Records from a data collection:

=== Section Start ===

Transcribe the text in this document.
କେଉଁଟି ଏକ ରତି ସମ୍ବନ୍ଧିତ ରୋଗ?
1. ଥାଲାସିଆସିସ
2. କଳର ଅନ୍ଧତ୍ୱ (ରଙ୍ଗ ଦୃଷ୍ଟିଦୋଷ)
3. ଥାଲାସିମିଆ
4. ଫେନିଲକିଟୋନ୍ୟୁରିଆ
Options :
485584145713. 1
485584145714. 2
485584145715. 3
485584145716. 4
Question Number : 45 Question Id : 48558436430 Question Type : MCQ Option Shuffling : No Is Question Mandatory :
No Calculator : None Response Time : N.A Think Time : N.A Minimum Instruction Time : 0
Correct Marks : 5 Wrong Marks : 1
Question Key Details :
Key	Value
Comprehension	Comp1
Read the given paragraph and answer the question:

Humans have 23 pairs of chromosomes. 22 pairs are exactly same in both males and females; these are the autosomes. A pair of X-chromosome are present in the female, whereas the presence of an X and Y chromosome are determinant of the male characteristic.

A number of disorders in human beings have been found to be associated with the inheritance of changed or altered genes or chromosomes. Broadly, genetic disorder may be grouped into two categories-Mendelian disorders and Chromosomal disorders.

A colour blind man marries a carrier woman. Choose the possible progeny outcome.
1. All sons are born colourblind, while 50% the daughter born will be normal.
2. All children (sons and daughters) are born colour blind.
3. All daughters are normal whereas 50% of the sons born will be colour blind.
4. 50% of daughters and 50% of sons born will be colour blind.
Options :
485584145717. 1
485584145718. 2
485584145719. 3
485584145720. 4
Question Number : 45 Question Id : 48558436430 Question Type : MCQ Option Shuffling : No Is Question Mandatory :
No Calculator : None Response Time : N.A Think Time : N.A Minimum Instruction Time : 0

=== Section End ===
=== Section Start ===

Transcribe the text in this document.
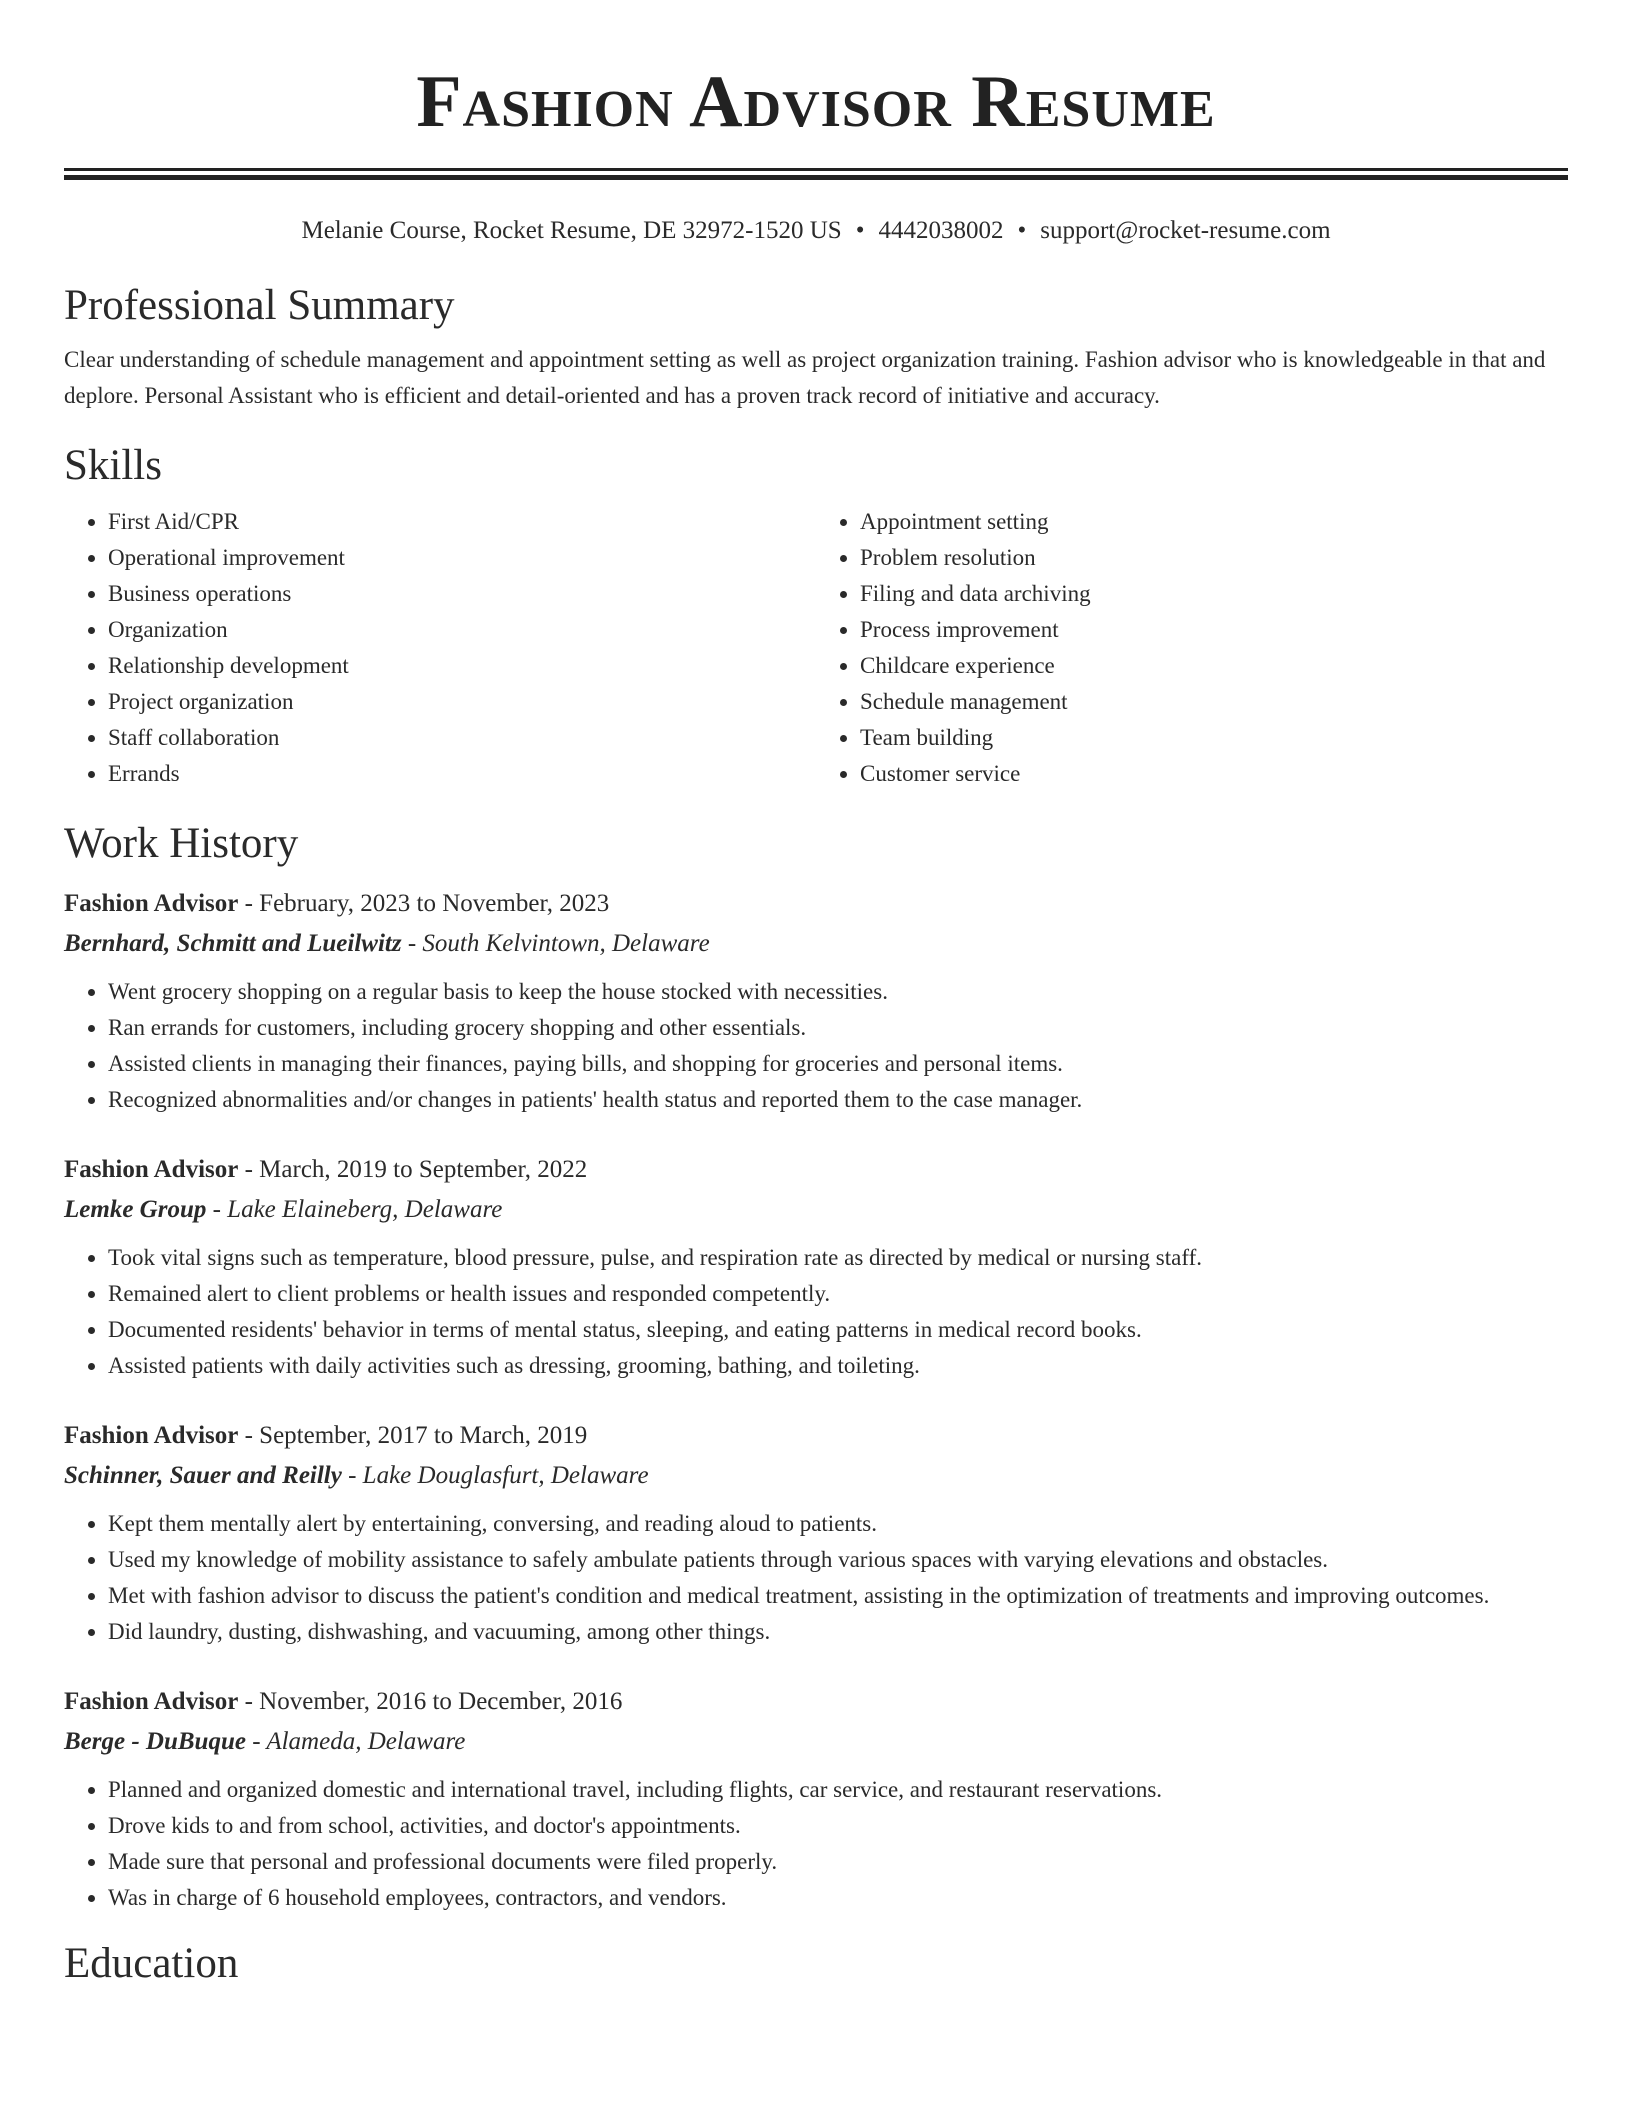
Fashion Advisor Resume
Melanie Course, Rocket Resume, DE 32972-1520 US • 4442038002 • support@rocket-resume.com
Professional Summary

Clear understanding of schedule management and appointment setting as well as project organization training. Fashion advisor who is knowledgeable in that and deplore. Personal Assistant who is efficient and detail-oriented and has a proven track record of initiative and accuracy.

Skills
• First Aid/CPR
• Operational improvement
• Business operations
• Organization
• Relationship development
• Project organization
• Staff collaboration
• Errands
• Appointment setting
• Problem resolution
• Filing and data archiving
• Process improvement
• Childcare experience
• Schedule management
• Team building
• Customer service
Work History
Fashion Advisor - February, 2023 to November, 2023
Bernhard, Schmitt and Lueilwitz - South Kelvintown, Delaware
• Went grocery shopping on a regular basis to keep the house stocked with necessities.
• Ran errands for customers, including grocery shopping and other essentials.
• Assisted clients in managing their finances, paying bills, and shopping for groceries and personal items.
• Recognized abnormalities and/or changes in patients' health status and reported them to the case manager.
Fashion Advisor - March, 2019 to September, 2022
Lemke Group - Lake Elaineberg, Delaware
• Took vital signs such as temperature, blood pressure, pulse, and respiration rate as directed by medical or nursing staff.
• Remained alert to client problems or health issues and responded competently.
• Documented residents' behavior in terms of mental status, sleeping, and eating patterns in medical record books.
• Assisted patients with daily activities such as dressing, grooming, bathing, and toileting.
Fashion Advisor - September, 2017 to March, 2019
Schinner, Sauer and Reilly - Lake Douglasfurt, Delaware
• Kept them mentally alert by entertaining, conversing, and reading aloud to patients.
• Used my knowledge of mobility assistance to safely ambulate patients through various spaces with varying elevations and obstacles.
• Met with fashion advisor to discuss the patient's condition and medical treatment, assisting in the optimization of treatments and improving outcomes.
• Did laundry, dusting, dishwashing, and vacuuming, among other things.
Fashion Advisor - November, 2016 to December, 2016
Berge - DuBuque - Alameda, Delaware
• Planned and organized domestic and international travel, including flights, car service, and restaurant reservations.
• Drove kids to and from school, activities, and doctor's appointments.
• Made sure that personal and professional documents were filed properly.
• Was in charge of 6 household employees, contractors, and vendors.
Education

=== Section End ===

§ **EXERCISE INSTRUCTIONS**
Find how many lines in the records contain the string "improvement", then give the number alone.

§ **RESULT**
2